§ **Goal of the exercise**
Word for word, restate every line of the material.

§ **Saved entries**
<<<<

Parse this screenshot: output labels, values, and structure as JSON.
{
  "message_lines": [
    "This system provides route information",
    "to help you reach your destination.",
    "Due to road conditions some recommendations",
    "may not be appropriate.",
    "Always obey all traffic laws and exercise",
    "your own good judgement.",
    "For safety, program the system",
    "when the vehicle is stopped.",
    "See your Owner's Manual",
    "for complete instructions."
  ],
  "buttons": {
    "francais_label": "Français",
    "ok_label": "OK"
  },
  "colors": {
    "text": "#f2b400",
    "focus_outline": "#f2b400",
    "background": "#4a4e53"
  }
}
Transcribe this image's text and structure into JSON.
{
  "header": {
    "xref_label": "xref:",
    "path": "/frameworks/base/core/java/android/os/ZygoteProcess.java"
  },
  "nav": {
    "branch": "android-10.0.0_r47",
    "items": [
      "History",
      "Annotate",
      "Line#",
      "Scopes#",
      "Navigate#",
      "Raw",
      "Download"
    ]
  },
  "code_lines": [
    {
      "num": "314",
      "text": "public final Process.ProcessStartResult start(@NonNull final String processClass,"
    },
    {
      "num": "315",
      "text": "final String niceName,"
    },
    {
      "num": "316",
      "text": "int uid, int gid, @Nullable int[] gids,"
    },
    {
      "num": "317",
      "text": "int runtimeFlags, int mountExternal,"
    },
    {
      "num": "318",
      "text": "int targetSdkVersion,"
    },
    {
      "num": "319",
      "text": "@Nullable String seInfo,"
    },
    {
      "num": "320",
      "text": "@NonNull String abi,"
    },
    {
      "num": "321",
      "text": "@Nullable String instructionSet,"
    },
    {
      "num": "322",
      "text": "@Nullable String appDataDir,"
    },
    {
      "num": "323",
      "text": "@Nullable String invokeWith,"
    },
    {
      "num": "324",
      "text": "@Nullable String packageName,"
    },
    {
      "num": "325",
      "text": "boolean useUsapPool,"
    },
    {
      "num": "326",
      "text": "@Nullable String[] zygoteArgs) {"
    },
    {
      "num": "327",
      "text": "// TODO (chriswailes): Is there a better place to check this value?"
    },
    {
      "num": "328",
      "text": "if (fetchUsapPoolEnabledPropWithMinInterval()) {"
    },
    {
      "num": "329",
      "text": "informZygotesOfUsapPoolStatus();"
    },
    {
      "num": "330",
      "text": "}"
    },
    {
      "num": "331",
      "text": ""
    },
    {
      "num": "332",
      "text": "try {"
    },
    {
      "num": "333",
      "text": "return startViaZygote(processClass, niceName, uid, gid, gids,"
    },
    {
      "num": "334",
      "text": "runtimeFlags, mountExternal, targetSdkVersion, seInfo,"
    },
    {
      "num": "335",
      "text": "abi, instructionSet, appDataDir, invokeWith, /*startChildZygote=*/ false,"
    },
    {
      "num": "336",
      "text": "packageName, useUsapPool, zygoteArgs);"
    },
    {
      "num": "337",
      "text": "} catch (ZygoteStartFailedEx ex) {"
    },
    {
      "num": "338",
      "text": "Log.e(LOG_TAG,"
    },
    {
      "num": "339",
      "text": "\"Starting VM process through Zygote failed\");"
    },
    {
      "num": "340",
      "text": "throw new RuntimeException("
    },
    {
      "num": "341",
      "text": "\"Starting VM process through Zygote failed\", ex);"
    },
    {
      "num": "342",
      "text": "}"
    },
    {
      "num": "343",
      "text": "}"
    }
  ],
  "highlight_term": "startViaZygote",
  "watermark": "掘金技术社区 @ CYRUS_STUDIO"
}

>>>>

§ **Exercise solution**
Parse this screenshot: output labels, values, and structure as JSON.
{
  "message_lines": [
    "This system provides route information",
    "to help you reach your destination.",
    "Due to road conditions some recommendations",
    "may not be appropriate.",
    "Always obey all traffic laws and exercise",
    "your own good judgement.",
    "For safety, program the system",
    "when the vehicle is stopped.",
    "See your Owner's Manual",
    "for complete instructions."
  ],
  "buttons": {
    "francais_label": "Français",
    "ok_label": "OK"
  },
  "colors": {
    "text": "#f2b400",
    "focus_outline": "#f2b400",
    "background": "#4a4e53"
  }
}
Transcribe this image's text and structure into JSON.
{
  "header": {
    "xref_label": "xref:",
    "path": "/frameworks/base/core/java/android/os/ZygoteProcess.java"
  },
  "nav": {
    "branch": "android-10.0.0_r47",
    "items": [
      "History",
      "Annotate",
      "Line#",
      "Scopes#",
      "Navigate#",
      "Raw",
      "Download"
    ]
  },
  "code_lines": [
    {
      "num": "314",
      "text": "public final Process.ProcessStartResult start(@NonNull final String processClass,"
    },
    {
      "num": "315",
      "text": "final String niceName,"
    },
    {
      "num": "316",
      "text": "int uid, int gid, @Nullable int[] gids,"
    },
    {
      "num": "317",
      "text": "int runtimeFlags, int mountExternal,"
    },
    {
      "num": "318",
      "text": "int targetSdkVersion,"
    },
    {
      "num": "319",
      "text": "@Nullable String seInfo,"
    },
    {
      "num": "320",
      "text": "@NonNull String abi,"
    },
    {
      "num": "321",
      "text": "@Nullable String instructionSet,"
    },
    {
      "num": "322",
      "text": "@Nullable String appDataDir,"
    },
    {
      "num": "323",
      "text": "@Nullable String invokeWith,"
    },
    {
      "num": "324",
      "text": "@Nullable String packageName,"
    },
    {
      "num": "325",
      "text": "boolean useUsapPool,"
    },
    {
      "num": "326",
      "text": "@Nullable String[] zygoteArgs) {"
    },
    {
      "num": "327",
      "text": "// TODO (chriswailes): Is there a better place to check this value?"
    },
    {
      "num": "328",
      "text": "if (fetchUsapPoolEnabledPropWithMinInterval()) {"
    },
    {
      "num": "329",
      "text": "informZygotesOfUsapPoolStatus();"
    },
    {
      "num": "330",
      "text": "}"
    },
    {
      "num": "331",
      "text": ""
    },
    {
      "num": "332",
      "text": "try {"
    },
    {
      "num": "333",
      "text": "return startViaZygote(processClass, niceName, uid, gid, gids,"
    },
    {
      "num": "334",
      "text": "runtimeFlags, mountExternal, targetSdkVersion, seInfo,"
    },
    {
      "num": "335",
      "text": "abi, instructionSet, appDataDir, invokeWith, /*startChildZygote=*/ false,"
    },
    {
      "num": "336",
      "text": "packageName, useUsapPool, zygoteArgs);"
    },
    {
      "num": "337",
      "text": "} catch (ZygoteStartFailedEx ex) {"
    },
    {
      "num": "338",
      "text": "Log.e(LOG_TAG,"
    },
    {
      "num": "339",
      "text": "\"Starting VM process through Zygote failed\");"
    },
    {
      "num": "340",
      "text": "throw new RuntimeException("
    },
    {
      "num": "341",
      "text": "\"Starting VM process through Zygote failed\", ex);"
    },
    {
      "num": "342",
      "text": "}"
    },
    {
      "num": "343",
      "text": "}"
    }
  ],
  "highlight_term": "startViaZygote",
  "watermark": "掘金技术社区 @ CYRUS_STUDIO"
}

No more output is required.